Copy every row below word for word, leaving out the pictures.

-- Entries provided start --

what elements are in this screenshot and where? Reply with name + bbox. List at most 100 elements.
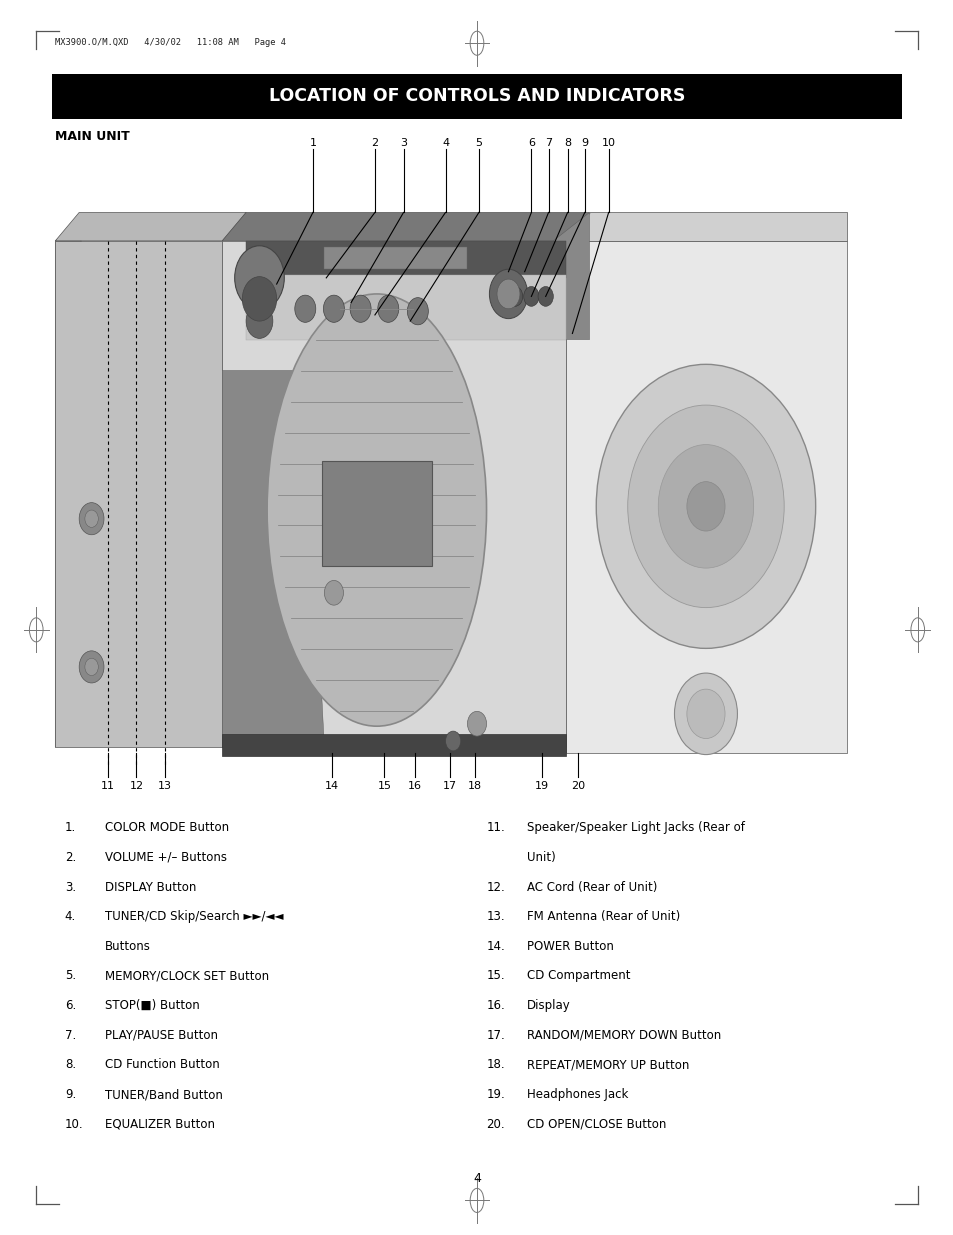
Circle shape	[79, 503, 104, 535]
Text: 4.: 4.	[65, 910, 76, 924]
Polygon shape	[565, 212, 846, 241]
Text: 3: 3	[399, 138, 407, 148]
Circle shape	[407, 298, 428, 325]
Circle shape	[489, 269, 527, 319]
Text: MEMORY/CLOCK SET Button: MEMORY/CLOCK SET Button	[105, 969, 269, 983]
Circle shape	[324, 580, 343, 605]
Circle shape	[596, 364, 815, 648]
Circle shape	[445, 731, 460, 751]
Text: 3.: 3.	[65, 881, 76, 894]
Text: POWER Button: POWER Button	[526, 940, 613, 953]
Text: CD OPEN/CLOSE Button: CD OPEN/CLOSE Button	[526, 1118, 665, 1131]
Circle shape	[79, 651, 104, 683]
Text: EQUALIZER Button: EQUALIZER Button	[105, 1118, 214, 1131]
Text: Buttons: Buttons	[105, 940, 151, 953]
Polygon shape	[553, 212, 589, 340]
Text: 17.: 17.	[486, 1029, 505, 1042]
Ellipse shape	[267, 294, 486, 726]
Text: 19: 19	[535, 781, 548, 790]
Text: LOCATION OF CONTROLS AND INDICATORS: LOCATION OF CONTROLS AND INDICATORS	[269, 88, 684, 105]
Text: TUNER/CD Skip/Search ►►/◄◄: TUNER/CD Skip/Search ►►/◄◄	[105, 910, 283, 924]
Text: 18.: 18.	[486, 1058, 505, 1072]
Bar	[565, 241, 846, 753]
Text: MX3900.O/M.QXD   4/30/02   11:08 AM   Page 4: MX3900.O/M.QXD 4/30/02 11:08 AM Page 4	[55, 38, 286, 47]
Text: 9: 9	[580, 138, 588, 148]
Polygon shape	[55, 222, 81, 747]
Circle shape	[467, 711, 486, 736]
Text: 8: 8	[563, 138, 571, 148]
Circle shape	[674, 673, 737, 755]
Text: Display: Display	[526, 999, 570, 1013]
Bar	[222, 241, 565, 747]
Polygon shape	[55, 212, 246, 241]
Text: CD Compartment: CD Compartment	[526, 969, 629, 983]
Text: 20.: 20.	[486, 1118, 505, 1131]
Text: 1.: 1.	[65, 821, 76, 835]
Text: 9.: 9.	[65, 1088, 76, 1102]
Polygon shape	[222, 212, 589, 241]
Text: 20: 20	[571, 781, 584, 790]
Bar	[324, 247, 467, 269]
Text: FM Antenna (Rear of Unit): FM Antenna (Rear of Unit)	[526, 910, 679, 924]
Text: 17: 17	[443, 781, 456, 790]
Text: 2.: 2.	[65, 851, 76, 864]
Circle shape	[627, 405, 783, 608]
Circle shape	[686, 482, 724, 531]
Text: PLAY/PAUSE Button: PLAY/PAUSE Button	[105, 1029, 217, 1042]
Circle shape	[323, 295, 344, 322]
Circle shape	[497, 279, 519, 309]
Text: 11: 11	[101, 781, 114, 790]
Text: 16.: 16.	[486, 999, 505, 1013]
Bar	[246, 275, 565, 340]
Text: 15.: 15.	[486, 969, 505, 983]
Text: MAIN UNIT: MAIN UNIT	[55, 130, 130, 143]
Circle shape	[350, 295, 371, 322]
Circle shape	[85, 510, 98, 527]
Bar	[222, 734, 565, 756]
Bar	[52, 74, 901, 119]
Text: 5: 5	[475, 138, 482, 148]
Text: 7: 7	[544, 138, 552, 148]
Text: 10.: 10.	[65, 1118, 84, 1131]
Bar	[55, 241, 222, 747]
Bar	[246, 241, 565, 278]
Text: 2: 2	[371, 138, 378, 148]
Text: TUNER/Band Button: TUNER/Band Button	[105, 1088, 223, 1102]
Text: 18: 18	[468, 781, 481, 790]
Circle shape	[294, 295, 315, 322]
Text: 7.: 7.	[65, 1029, 76, 1042]
Circle shape	[234, 246, 284, 310]
Circle shape	[537, 287, 553, 306]
Text: 4: 4	[441, 138, 449, 148]
Text: AC Cord (Rear of Unit): AC Cord (Rear of Unit)	[526, 881, 657, 894]
Circle shape	[686, 689, 724, 739]
Text: 19.: 19.	[486, 1088, 505, 1102]
Text: 10: 10	[601, 138, 615, 148]
Text: 12: 12	[130, 781, 143, 790]
Text: DISPLAY Button: DISPLAY Button	[105, 881, 196, 894]
Text: 4: 4	[473, 1172, 480, 1184]
Circle shape	[658, 445, 753, 568]
Circle shape	[523, 287, 538, 306]
Text: VOLUME +/– Buttons: VOLUME +/– Buttons	[105, 851, 227, 864]
Circle shape	[246, 304, 273, 338]
Circle shape	[242, 277, 276, 321]
Circle shape	[507, 287, 522, 306]
Text: Headphones Jack: Headphones Jack	[526, 1088, 627, 1102]
Circle shape	[377, 295, 398, 322]
Text: 13: 13	[158, 781, 172, 790]
Text: 15: 15	[377, 781, 391, 790]
Text: 11.: 11.	[486, 821, 505, 835]
Text: COLOR MODE Button: COLOR MODE Button	[105, 821, 229, 835]
Text: 6.: 6.	[65, 999, 76, 1013]
Circle shape	[85, 658, 98, 676]
Bar	[322, 461, 432, 566]
Text: CD Function Button: CD Function Button	[105, 1058, 219, 1072]
Text: 13.: 13.	[486, 910, 505, 924]
Polygon shape	[222, 370, 324, 747]
Text: REPEAT/MEMORY UP Button: REPEAT/MEMORY UP Button	[526, 1058, 688, 1072]
Text: 5.: 5.	[65, 969, 76, 983]
Text: Unit): Unit)	[526, 851, 555, 864]
Text: 14: 14	[325, 781, 338, 790]
Text: 14.: 14.	[486, 940, 505, 953]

-- Entries provided end --

Output for this exercise |
what elements are in this screenshot and where? Reply with name + bbox. List at most 100 elements.
Circle shape	[79, 503, 104, 535]
Text: 4.: 4.	[65, 910, 76, 924]
Polygon shape	[565, 212, 846, 241]
Text: 3: 3	[399, 138, 407, 148]
Circle shape	[407, 298, 428, 325]
Circle shape	[489, 269, 527, 319]
Text: MEMORY/CLOCK SET Button: MEMORY/CLOCK SET Button	[105, 969, 269, 983]
Circle shape	[324, 580, 343, 605]
Circle shape	[596, 364, 815, 648]
Circle shape	[445, 731, 460, 751]
Text: 3.: 3.	[65, 881, 76, 894]
Text: POWER Button: POWER Button	[526, 940, 613, 953]
Text: CD OPEN/CLOSE Button: CD OPEN/CLOSE Button	[526, 1118, 665, 1131]
Circle shape	[79, 651, 104, 683]
Text: EQUALIZER Button: EQUALIZER Button	[105, 1118, 214, 1131]
Text: Buttons: Buttons	[105, 940, 151, 953]
Polygon shape	[553, 212, 589, 340]
Text: 17.: 17.	[486, 1029, 505, 1042]
Ellipse shape	[267, 294, 486, 726]
Text: 19: 19	[535, 781, 548, 790]
Text: LOCATION OF CONTROLS AND INDICATORS: LOCATION OF CONTROLS AND INDICATORS	[269, 88, 684, 105]
Text: TUNER/CD Skip/Search ►►/◄◄: TUNER/CD Skip/Search ►►/◄◄	[105, 910, 283, 924]
Text: 18.: 18.	[486, 1058, 505, 1072]
Bar	[565, 241, 846, 753]
Text: MX3900.O/M.QXD   4/30/02   11:08 AM   Page 4: MX3900.O/M.QXD 4/30/02 11:08 AM Page 4	[55, 38, 286, 47]
Text: 9: 9	[580, 138, 588, 148]
Polygon shape	[55, 222, 81, 747]
Circle shape	[467, 711, 486, 736]
Text: 8: 8	[563, 138, 571, 148]
Circle shape	[674, 673, 737, 755]
Text: Display: Display	[526, 999, 570, 1013]
Bar	[222, 241, 565, 747]
Polygon shape	[55, 212, 246, 241]
Text: CD Compartment: CD Compartment	[526, 969, 629, 983]
Text: 20.: 20.	[486, 1118, 505, 1131]
Text: 1.: 1.	[65, 821, 76, 835]
Text: 9.: 9.	[65, 1088, 76, 1102]
Polygon shape	[222, 212, 589, 241]
Text: 20: 20	[571, 781, 584, 790]
Bar	[324, 247, 467, 269]
Text: FM Antenna (Rear of Unit): FM Antenna (Rear of Unit)	[526, 910, 679, 924]
Text: 17: 17	[443, 781, 456, 790]
Text: 2.: 2.	[65, 851, 76, 864]
Circle shape	[627, 405, 783, 608]
Circle shape	[686, 482, 724, 531]
Text: PLAY/PAUSE Button: PLAY/PAUSE Button	[105, 1029, 217, 1042]
Circle shape	[323, 295, 344, 322]
Circle shape	[497, 279, 519, 309]
Text: 11: 11	[101, 781, 114, 790]
Text: 16.: 16.	[486, 999, 505, 1013]
Bar	[246, 275, 565, 340]
Text: 15.: 15.	[486, 969, 505, 983]
Text: MAIN UNIT: MAIN UNIT	[55, 130, 130, 143]
Circle shape	[350, 295, 371, 322]
Circle shape	[85, 510, 98, 527]
Bar	[222, 734, 565, 756]
Bar	[52, 74, 901, 119]
Text: 5: 5	[475, 138, 482, 148]
Text: 7: 7	[544, 138, 552, 148]
Text: 10.: 10.	[65, 1118, 84, 1131]
Bar	[55, 241, 222, 747]
Bar	[246, 241, 565, 278]
Text: 2: 2	[371, 138, 378, 148]
Text: TUNER/Band Button: TUNER/Band Button	[105, 1088, 223, 1102]
Text: 18: 18	[468, 781, 481, 790]
Circle shape	[294, 295, 315, 322]
Text: 7.: 7.	[65, 1029, 76, 1042]
Circle shape	[234, 246, 284, 310]
Circle shape	[537, 287, 553, 306]
Text: 4: 4	[441, 138, 449, 148]
Text: AC Cord (Rear of Unit): AC Cord (Rear of Unit)	[526, 881, 657, 894]
Circle shape	[686, 689, 724, 739]
Text: 19.: 19.	[486, 1088, 505, 1102]
Text: 10: 10	[601, 138, 615, 148]
Text: 12: 12	[130, 781, 143, 790]
Text: DISPLAY Button: DISPLAY Button	[105, 881, 196, 894]
Text: 4: 4	[473, 1172, 480, 1184]
Circle shape	[658, 445, 753, 568]
Circle shape	[523, 287, 538, 306]
Text: VOLUME +/– Buttons: VOLUME +/– Buttons	[105, 851, 227, 864]
Circle shape	[246, 304, 273, 338]
Circle shape	[242, 277, 276, 321]
Circle shape	[507, 287, 522, 306]
Text: Headphones Jack: Headphones Jack	[526, 1088, 627, 1102]
Circle shape	[377, 295, 398, 322]
Text: 13: 13	[158, 781, 172, 790]
Text: 15: 15	[377, 781, 391, 790]
Text: 11.: 11.	[486, 821, 505, 835]
Text: COLOR MODE Button: COLOR MODE Button	[105, 821, 229, 835]
Text: 6.: 6.	[65, 999, 76, 1013]
Circle shape	[85, 658, 98, 676]
Bar	[322, 461, 432, 566]
Text: CD Function Button: CD Function Button	[105, 1058, 219, 1072]
Text: 13.: 13.	[486, 910, 505, 924]
Polygon shape	[222, 370, 324, 747]
Text: REPEAT/MEMORY UP Button: REPEAT/MEMORY UP Button	[526, 1058, 688, 1072]
Text: 5.: 5.	[65, 969, 76, 983]
Text: Unit): Unit)	[526, 851, 555, 864]
Text: 14: 14	[325, 781, 338, 790]
Text: 14.: 14.	[486, 940, 505, 953]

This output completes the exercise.